**Task to carry out:** Leaving out every picture, quote the data below exactly as it appears.

**Working data:**
* * * *
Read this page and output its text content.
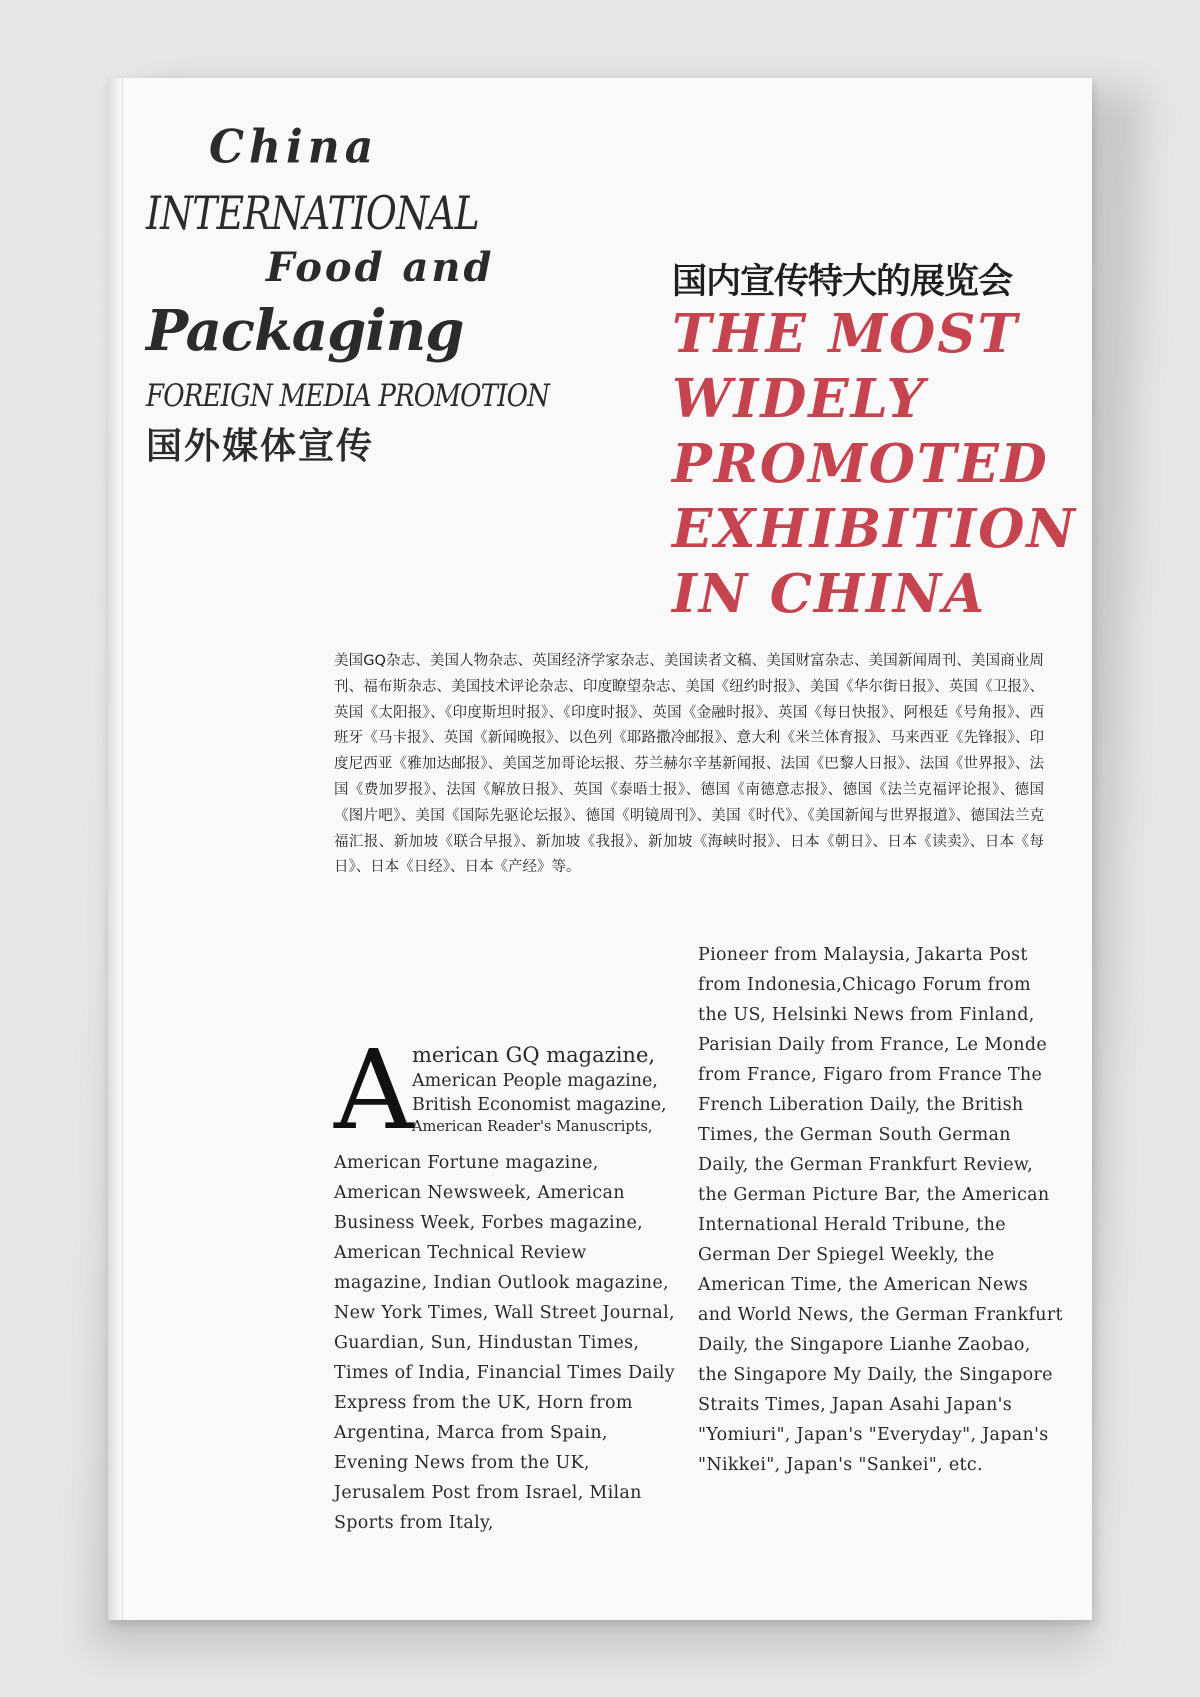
China
INTERNATIONAL
Food and
Packaging
FOREIGN MEDIA PROMOTION
国外媒体宣传
国内宣传特大的展览会
THE MOST
WIDELY
PROMOTED
EXHIBITION
IN CHINA
美国GQ杂志、美国人物杂志、英国经济学家杂志、美国读者文稿、美国财富杂志、美国新闻周刊、美国商业周刊、福布斯杂志、美国技术评论杂志、印度瞭望杂志、美国《纽约时报》、美国《华尔街日报》、英国《卫报》、英国《太阳报》、《印度斯坦时报》、《印度时报》、英国《金融时报》、英国《每日快报》、阿根廷《号角报》、西班牙《马卡报》、英国《新闻晚报》、以色列《耶路撒冷邮报》、意大利《米兰体育报》、马来西亚《先锋报》、印度尼西亚《雅加达邮报》、美国芝加哥论坛报、芬兰赫尔辛基新闻报、法国《巴黎人日报》、法国《世界报》、法国《费加罗报》、法国《解放日报》、英国《泰晤士报》、德国《南德意志报》、德国《法兰克福评论报》、德国《图片吧》、美国《国际先驱论坛报》、德国《明镜周刊》、美国《时代》、《美国新闻与世界报道》、德国法兰克福汇报、新加坡《联合早报》、新加坡《我报》、新加坡《海峡时报》、日本《朝日》、日本《读卖》、日本《每日》、日本《日经》、日本《产经》等。
A
merican GQ magazine,
American People magazine,
British Economist magazine,
American Reader's Manuscripts,
American Fortune magazine, American Newsweek, American Business Week, Forbes magazine, American Technical Review magazine, Indian Outlook magazine, New York Times, Wall Street Journal, Guardian, Sun, Hindustan Times, Times of India, Financial Times Daily Express from the UK, Horn from Argentina, Marca from Spain, Evening News from the UK, Jerusalem Post from Israel, Milan Sports from Italy,
Pioneer from Malaysia, Jakarta Post from Indonesia,Chicago Forum from the US, Helsinki News from Finland, Parisian Daily from France, Le Monde from France, Figaro from France The French Liberation Daily, the British Times, the German South German Daily, the German Frankfurt Review, the German Picture Bar, the American International Herald Tribune, the German Der Spiegel Weekly, the American Time, the American News and World News, the German Frankfurt Daily, the Singapore Lianhe Zaobao, the Singapore My Daily, the Singapore Straits Times, Japan Asahi Japan's "Yomiuri", Japan's "Everyday", Japan's "Nikkei", Japan's "Sankei", etc.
* * * *
**Exercise output:**
Read this page and output its text content.
China
INTERNATIONAL
Food and
Packaging
FOREIGN MEDIA PROMOTION
国外媒体宣传
国内宣传特大的展览会
THE MOST
WIDELY
PROMOTED
EXHIBITION
IN CHINA
美国GQ杂志、美国人物杂志、英国经济学家杂志、美国读者文稿、美国财富杂志、美国新闻周刊、美国商业周刊、福布斯杂志、美国技术评论杂志、印度瞭望杂志、美国《纽约时报》、美国《华尔街日报》、英国《卫报》、英国《太阳报》、《印度斯坦时报》、《印度时报》、英国《金融时报》、英国《每日快报》、阿根廷《号角报》、西班牙《马卡报》、英国《新闻晚报》、以色列《耶路撒冷邮报》、意大利《米兰体育报》、马来西亚《先锋报》、印度尼西亚《雅加达邮报》、美国芝加哥论坛报、芬兰赫尔辛基新闻报、法国《巴黎人日报》、法国《世界报》、法国《费加罗报》、法国《解放日报》、英国《泰晤士报》、德国《南德意志报》、德国《法兰克福评论报》、德国《图片吧》、美国《国际先驱论坛报》、德国《明镜周刊》、美国《时代》、《美国新闻与世界报道》、德国法兰克福汇报、新加坡《联合早报》、新加坡《我报》、新加坡《海峡时报》、日本《朝日》、日本《读卖》、日本《每日》、日本《日经》、日本《产经》等。
A
merican GQ magazine,
American People magazine,
British Economist magazine,
American Reader's Manuscripts,
American Fortune magazine, American Newsweek, American Business Week, Forbes magazine, American Technical Review magazine, Indian Outlook magazine, New York Times, Wall Street Journal, Guardian, Sun, Hindustan Times, Times of India, Financial Times Daily Express from the UK, Horn from Argentina, Marca from Spain, Evening News from the UK, Jerusalem Post from Israel, Milan Sports from Italy,
Pioneer from Malaysia, Jakarta Post from Indonesia,Chicago Forum from the US, Helsinki News from Finland, Parisian Daily from France, Le Monde from France, Figaro from France The French Liberation Daily, the British Times, the German South German Daily, the German Frankfurt Review, the German Picture Bar, the American International Herald Tribune, the German Der Spiegel Weekly, the American Time, the American News and World News, the German Frankfurt Daily, the Singapore Lianhe Zaobao, the Singapore My Daily, the Singapore Straits Times, Japan Asahi Japan's "Yomiuri", Japan's "Everyday", Japan's "Nikkei", Japan's "Sankei", etc.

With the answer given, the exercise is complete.